## Document excerpt:
(begin)
# Thug Brookies



## LOAH (Sep 29, 2007)

This report is complete on my blog (utahwaterlog.blogspot.com), because this forum won't allow more than 25 images per post.

Last week, my family and I went with the in-laws to the Uintas. It was my 4th week in a row fishing the Uintas.

Whitney Reservoir was fun and then we got skunked at Teapot, but ended up at Provo River Falls to finish the day. Fun trip!











This week:

Went with Brookieguy1 on Saturday to chase big brookies around. The fishing was difficult, but the right presentation got them dialed in.

Some pics of that:













More pics and full story on my blog. Please visit the Utah Water Log for more.

Happy Fishing, Humans.


----------



## Dunkem (May 8, 2012)

Man those look like footballs:!:Nice fish (of course). The falls look like they are running abit low?Nice job as always Loah8)


----------



## wyogoob (Sep 7, 2007)

way2go fellas, nice fish, great report



uh.....let me guess what lure Dave was using. :smile:



.


----------



## Jackalope (Oct 30, 2007)

Holy crap! Awesome job guy's.


----------



## Catherder (Aug 2, 2008)

Wow! those brookies have a serious obesity problem. |-O-| Nice work!
(end)
## Rows:
(begin)
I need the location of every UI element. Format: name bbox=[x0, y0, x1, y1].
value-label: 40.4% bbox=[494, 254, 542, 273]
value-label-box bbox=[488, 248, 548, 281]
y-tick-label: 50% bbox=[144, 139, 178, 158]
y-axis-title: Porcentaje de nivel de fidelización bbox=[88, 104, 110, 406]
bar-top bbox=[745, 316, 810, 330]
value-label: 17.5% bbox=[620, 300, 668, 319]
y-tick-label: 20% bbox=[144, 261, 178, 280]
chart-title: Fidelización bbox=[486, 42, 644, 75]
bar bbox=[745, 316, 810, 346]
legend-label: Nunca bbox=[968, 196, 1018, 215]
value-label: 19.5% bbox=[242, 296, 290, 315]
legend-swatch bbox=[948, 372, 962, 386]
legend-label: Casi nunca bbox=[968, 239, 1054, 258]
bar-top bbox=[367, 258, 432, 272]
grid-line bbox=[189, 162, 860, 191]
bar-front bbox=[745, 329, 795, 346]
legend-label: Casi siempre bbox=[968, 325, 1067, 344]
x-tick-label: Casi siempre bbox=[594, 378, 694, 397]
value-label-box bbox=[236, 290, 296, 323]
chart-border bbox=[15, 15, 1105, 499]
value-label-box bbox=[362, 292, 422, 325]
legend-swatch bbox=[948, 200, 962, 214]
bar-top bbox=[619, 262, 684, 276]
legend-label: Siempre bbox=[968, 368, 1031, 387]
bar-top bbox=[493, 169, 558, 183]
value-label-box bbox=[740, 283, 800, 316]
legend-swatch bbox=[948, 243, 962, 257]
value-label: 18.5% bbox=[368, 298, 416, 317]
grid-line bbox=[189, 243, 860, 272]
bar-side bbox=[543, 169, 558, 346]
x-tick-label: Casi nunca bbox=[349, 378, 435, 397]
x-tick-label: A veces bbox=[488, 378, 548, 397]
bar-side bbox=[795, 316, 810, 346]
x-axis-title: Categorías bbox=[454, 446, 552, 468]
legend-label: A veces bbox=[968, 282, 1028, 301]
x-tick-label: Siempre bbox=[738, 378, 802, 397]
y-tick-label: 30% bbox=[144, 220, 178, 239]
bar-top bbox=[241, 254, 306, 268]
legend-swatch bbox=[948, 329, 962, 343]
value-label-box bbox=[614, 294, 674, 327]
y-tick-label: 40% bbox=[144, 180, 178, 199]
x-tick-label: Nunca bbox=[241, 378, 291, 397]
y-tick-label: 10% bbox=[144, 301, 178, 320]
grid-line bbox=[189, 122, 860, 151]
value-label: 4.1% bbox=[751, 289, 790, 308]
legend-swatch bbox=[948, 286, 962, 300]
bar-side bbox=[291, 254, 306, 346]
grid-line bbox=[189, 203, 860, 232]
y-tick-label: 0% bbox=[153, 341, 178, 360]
(end)
## Exercise prompt:
Translate this sentence from the fishing thread into Spanish: "Last week, my family and I went with the in-laws to the Uintas."

## Response:
La semana pasada, mi familia y yo fuimos con los suegros a los Uintas.